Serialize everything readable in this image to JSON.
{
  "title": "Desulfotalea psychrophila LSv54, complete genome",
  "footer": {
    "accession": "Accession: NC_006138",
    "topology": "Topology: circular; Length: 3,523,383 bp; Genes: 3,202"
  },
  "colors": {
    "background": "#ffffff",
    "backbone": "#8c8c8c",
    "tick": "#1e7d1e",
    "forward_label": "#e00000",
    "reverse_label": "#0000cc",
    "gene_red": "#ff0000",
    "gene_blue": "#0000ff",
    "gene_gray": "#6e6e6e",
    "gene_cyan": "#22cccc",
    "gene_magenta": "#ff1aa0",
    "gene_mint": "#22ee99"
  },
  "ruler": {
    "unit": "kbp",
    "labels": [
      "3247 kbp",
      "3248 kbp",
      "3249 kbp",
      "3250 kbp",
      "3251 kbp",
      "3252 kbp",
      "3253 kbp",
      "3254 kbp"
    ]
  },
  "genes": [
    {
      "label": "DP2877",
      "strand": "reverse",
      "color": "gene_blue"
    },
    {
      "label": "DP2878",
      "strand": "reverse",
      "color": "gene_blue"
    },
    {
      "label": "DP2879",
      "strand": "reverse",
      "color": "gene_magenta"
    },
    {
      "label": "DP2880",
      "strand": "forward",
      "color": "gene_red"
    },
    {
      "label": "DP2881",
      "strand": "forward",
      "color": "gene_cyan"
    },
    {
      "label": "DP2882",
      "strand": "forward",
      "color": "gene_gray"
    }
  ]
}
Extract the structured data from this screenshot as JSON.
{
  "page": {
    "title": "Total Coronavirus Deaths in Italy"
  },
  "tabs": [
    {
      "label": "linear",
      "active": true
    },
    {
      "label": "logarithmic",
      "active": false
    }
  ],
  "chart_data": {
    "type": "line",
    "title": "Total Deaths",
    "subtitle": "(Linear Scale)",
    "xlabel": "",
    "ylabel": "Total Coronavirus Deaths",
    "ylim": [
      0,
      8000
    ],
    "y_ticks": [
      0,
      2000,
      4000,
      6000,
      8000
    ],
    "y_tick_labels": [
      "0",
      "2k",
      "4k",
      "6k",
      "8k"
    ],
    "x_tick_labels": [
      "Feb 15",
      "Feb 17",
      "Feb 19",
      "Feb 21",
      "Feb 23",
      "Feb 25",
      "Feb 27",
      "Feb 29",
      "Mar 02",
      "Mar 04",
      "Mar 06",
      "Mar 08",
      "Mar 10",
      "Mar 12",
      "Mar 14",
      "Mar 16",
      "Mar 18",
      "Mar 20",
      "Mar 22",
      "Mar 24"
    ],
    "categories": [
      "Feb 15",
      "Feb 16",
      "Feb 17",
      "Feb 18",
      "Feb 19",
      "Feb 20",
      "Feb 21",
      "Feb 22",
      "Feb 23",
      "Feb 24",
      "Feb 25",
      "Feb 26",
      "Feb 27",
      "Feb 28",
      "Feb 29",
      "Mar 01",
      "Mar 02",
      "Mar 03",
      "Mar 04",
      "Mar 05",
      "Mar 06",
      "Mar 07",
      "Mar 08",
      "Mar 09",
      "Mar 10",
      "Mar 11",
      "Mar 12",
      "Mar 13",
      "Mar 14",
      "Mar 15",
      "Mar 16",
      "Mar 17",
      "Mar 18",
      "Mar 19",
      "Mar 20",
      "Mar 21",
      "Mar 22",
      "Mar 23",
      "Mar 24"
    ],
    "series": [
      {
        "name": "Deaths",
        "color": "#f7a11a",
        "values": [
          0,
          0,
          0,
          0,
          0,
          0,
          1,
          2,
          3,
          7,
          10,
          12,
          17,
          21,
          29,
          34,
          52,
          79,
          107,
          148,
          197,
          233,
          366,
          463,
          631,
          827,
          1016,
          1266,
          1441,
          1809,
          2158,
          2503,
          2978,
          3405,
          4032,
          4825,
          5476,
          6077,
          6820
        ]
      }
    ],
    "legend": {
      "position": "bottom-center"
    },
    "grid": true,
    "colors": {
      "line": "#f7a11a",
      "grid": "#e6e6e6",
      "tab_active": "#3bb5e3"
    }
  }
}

_____

Work order: Return one number, the count of lines in the records holding the word "Coronavirus".

Solution to this exercise: 2